■ Written instruction ■
Type out the material below exactly.

■ Supplied material ■
· · ·

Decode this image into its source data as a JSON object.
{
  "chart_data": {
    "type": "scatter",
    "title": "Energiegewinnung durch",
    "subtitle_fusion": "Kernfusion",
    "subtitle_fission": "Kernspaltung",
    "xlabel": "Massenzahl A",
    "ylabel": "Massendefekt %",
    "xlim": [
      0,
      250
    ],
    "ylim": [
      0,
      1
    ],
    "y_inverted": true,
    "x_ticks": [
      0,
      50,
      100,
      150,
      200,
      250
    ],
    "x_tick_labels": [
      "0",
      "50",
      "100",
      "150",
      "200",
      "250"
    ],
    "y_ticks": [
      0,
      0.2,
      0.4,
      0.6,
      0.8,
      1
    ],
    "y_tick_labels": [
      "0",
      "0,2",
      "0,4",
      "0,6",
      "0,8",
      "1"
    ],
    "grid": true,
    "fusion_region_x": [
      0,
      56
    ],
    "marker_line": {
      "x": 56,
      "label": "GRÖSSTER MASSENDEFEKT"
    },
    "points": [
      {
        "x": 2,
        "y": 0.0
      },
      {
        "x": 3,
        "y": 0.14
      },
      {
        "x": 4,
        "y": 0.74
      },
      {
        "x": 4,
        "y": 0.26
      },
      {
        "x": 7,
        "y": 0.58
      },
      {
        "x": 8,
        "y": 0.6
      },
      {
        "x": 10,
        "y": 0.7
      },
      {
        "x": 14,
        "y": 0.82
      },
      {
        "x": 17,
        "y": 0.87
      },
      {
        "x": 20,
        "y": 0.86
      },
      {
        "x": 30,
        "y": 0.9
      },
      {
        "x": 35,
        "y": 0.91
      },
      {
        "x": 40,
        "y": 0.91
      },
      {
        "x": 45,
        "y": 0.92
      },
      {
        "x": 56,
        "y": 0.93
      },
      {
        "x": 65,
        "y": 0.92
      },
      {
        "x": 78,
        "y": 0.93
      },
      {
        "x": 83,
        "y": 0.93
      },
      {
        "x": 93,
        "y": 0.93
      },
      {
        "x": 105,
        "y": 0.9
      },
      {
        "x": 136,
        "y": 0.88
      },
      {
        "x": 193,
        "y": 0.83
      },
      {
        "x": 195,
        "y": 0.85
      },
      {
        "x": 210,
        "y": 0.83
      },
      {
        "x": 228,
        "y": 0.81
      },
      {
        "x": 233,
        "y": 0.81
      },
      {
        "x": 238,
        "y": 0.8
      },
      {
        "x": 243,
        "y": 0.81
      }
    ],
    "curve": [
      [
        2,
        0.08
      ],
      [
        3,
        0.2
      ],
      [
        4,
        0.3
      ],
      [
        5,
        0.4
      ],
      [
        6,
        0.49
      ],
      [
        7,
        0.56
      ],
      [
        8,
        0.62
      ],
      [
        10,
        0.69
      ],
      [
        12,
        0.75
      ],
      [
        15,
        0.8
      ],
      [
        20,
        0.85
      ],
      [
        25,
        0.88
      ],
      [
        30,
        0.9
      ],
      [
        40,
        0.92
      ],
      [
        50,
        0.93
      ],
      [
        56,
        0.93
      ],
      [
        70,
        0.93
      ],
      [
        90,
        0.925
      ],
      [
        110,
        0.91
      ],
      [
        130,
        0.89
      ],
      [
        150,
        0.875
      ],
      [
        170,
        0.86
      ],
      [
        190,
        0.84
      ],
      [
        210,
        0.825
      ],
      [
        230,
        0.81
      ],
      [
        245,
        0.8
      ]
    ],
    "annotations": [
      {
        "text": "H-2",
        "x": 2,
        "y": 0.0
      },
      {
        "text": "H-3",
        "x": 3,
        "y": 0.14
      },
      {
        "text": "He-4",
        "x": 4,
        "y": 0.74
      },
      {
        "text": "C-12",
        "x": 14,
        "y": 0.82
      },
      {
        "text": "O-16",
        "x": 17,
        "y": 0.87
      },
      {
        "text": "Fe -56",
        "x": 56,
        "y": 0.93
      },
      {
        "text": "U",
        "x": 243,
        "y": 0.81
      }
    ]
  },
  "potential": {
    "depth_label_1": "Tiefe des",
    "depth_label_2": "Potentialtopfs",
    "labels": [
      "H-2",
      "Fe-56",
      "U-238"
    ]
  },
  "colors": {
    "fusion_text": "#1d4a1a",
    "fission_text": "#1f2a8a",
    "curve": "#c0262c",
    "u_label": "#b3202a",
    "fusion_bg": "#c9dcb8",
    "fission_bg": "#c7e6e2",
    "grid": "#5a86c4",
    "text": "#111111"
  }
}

· · ·

■ Output of the task ■
Decode this image into its source data as a JSON object.
{
  "chart_data": {
    "type": "scatter",
    "title": "Energiegewinnung durch",
    "subtitle_fusion": "Kernfusion",
    "subtitle_fission": "Kernspaltung",
    "xlabel": "Massenzahl A",
    "ylabel": "Massendefekt %",
    "xlim": [
      0,
      250
    ],
    "ylim": [
      0,
      1
    ],
    "y_inverted": true,
    "x_ticks": [
      0,
      50,
      100,
      150,
      200,
      250
    ],
    "x_tick_labels": [
      "0",
      "50",
      "100",
      "150",
      "200",
      "250"
    ],
    "y_ticks": [
      0,
      0.2,
      0.4,
      0.6,
      0.8,
      1
    ],
    "y_tick_labels": [
      "0",
      "0,2",
      "0,4",
      "0,6",
      "0,8",
      "1"
    ],
    "grid": true,
    "fusion_region_x": [
      0,
      56
    ],
    "marker_line": {
      "x": 56,
      "label": "GRÖSSTER MASSENDEFEKT"
    },
    "points": [
      {
        "x": 2,
        "y": 0.0
      },
      {
        "x": 3,
        "y": 0.14
      },
      {
        "x": 4,
        "y": 0.74
      },
      {
        "x": 4,
        "y": 0.26
      },
      {
        "x": 7,
        "y": 0.58
      },
      {
        "x": 8,
        "y": 0.6
      },
      {
        "x": 10,
        "y": 0.7
      },
      {
        "x": 14,
        "y": 0.82
      },
      {
        "x": 17,
        "y": 0.87
      },
      {
        "x": 20,
        "y": 0.86
      },
      {
        "x": 30,
        "y": 0.9
      },
      {
        "x": 35,
        "y": 0.91
      },
      {
        "x": 40,
        "y": 0.91
      },
      {
        "x": 45,
        "y": 0.92
      },
      {
        "x": 56,
        "y": 0.93
      },
      {
        "x": 65,
        "y": 0.92
      },
      {
        "x": 78,
        "y": 0.93
      },
      {
        "x": 83,
        "y": 0.93
      },
      {
        "x": 93,
        "y": 0.93
      },
      {
        "x": 105,
        "y": 0.9
      },
      {
        "x": 136,
        "y": 0.88
      },
      {
        "x": 193,
        "y": 0.83
      },
      {
        "x": 195,
        "y": 0.85
      },
      {
        "x": 210,
        "y": 0.83
      },
      {
        "x": 228,
        "y": 0.81
      },
      {
        "x": 233,
        "y": 0.81
      },
      {
        "x": 238,
        "y": 0.8
      },
      {
        "x": 243,
        "y": 0.81
      }
    ],
    "curve": [
      [
        2,
        0.08
      ],
      [
        3,
        0.2
      ],
      [
        4,
        0.3
      ],
      [
        5,
        0.4
      ],
      [
        6,
        0.49
      ],
      [
        7,
        0.56
      ],
      [
        8,
        0.62
      ],
      [
        10,
        0.69
      ],
      [
        12,
        0.75
      ],
      [
        15,
        0.8
      ],
      [
        20,
        0.85
      ],
      [
        25,
        0.88
      ],
      [
        30,
        0.9
      ],
      [
        40,
        0.92
      ],
      [
        50,
        0.93
      ],
      [
        56,
        0.93
      ],
      [
        70,
        0.93
      ],
      [
        90,
        0.925
      ],
      [
        110,
        0.91
      ],
      [
        130,
        0.89
      ],
      [
        150,
        0.875
      ],
      [
        170,
        0.86
      ],
      [
        190,
        0.84
      ],
      [
        210,
        0.825
      ],
      [
        230,
        0.81
      ],
      [
        245,
        0.8
      ]
    ],
    "annotations": [
      {
        "text": "H-2",
        "x": 2,
        "y": 0.0
      },
      {
        "text": "H-3",
        "x": 3,
        "y": 0.14
      },
      {
        "text": "He-4",
        "x": 4,
        "y": 0.74
      },
      {
        "text": "C-12",
        "x": 14,
        "y": 0.82
      },
      {
        "text": "O-16",
        "x": 17,
        "y": 0.87
      },
      {
        "text": "Fe -56",
        "x": 56,
        "y": 0.93
      },
      {
        "text": "U",
        "x": 243,
        "y": 0.81
      }
    ]
  },
  "potential": {
    "depth_label_1": "Tiefe des",
    "depth_label_2": "Potentialtopfs",
    "labels": [
      "H-2",
      "Fe-56",
      "U-238"
    ]
  },
  "colors": {
    "fusion_text": "#1d4a1a",
    "fission_text": "#1f2a8a",
    "curve": "#c0262c",
    "u_label": "#b3202a",
    "fusion_bg": "#c9dcb8",
    "fission_bg": "#c7e6e2",
    "grid": "#5a86c4",
    "text": "#111111"
  }
}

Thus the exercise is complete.